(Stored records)
**********
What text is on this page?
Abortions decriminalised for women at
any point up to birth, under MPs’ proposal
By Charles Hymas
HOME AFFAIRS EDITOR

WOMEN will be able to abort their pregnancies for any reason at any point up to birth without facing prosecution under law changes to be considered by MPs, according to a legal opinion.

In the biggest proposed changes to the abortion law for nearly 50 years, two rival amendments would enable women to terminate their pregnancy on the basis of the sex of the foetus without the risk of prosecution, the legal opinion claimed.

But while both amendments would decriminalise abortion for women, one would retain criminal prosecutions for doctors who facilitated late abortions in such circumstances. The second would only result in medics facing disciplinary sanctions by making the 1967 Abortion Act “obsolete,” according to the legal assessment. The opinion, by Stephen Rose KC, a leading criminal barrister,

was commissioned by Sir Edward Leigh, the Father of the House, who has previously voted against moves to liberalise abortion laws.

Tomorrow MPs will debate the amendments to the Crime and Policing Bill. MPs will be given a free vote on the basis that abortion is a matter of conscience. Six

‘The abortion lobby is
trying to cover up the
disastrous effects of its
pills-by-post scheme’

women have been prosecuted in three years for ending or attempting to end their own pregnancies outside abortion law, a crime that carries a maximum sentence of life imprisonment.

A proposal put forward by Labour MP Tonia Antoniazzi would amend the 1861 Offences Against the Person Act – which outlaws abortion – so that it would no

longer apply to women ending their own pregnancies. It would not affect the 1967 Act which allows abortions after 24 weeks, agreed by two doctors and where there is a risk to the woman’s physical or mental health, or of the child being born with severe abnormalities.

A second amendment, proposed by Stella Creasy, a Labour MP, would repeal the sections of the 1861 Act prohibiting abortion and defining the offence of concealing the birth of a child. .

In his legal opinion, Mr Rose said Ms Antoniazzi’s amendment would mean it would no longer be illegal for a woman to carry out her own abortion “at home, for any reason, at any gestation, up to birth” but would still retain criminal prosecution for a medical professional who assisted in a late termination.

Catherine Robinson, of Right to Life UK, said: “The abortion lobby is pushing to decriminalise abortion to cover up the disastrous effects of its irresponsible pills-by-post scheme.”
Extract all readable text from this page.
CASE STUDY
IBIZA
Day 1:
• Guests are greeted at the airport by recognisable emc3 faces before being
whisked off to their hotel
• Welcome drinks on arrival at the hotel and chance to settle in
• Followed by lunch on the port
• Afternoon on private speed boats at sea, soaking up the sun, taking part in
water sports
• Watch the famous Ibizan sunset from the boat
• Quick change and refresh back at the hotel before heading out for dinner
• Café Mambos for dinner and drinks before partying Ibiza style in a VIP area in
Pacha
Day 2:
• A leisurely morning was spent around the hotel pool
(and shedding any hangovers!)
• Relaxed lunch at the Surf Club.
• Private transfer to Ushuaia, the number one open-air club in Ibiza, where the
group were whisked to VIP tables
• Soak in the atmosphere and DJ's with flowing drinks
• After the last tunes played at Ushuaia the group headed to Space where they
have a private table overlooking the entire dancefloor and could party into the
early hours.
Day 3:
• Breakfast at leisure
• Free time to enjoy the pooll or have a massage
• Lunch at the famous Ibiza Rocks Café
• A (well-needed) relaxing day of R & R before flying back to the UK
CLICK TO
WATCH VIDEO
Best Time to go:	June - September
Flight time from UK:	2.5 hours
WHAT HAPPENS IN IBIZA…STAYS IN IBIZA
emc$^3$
**********
### BRIEF
Make a copy of each line that contains the string "lobby".

### EXERCISE RESULT
‘The abortion lobby is
Catherine Robinson, of Right to Life UK, said: “The abortion lobby is pushing to decriminalise abortion to cover up the disastrous effects of its irresponsible pills-by-post scheme.”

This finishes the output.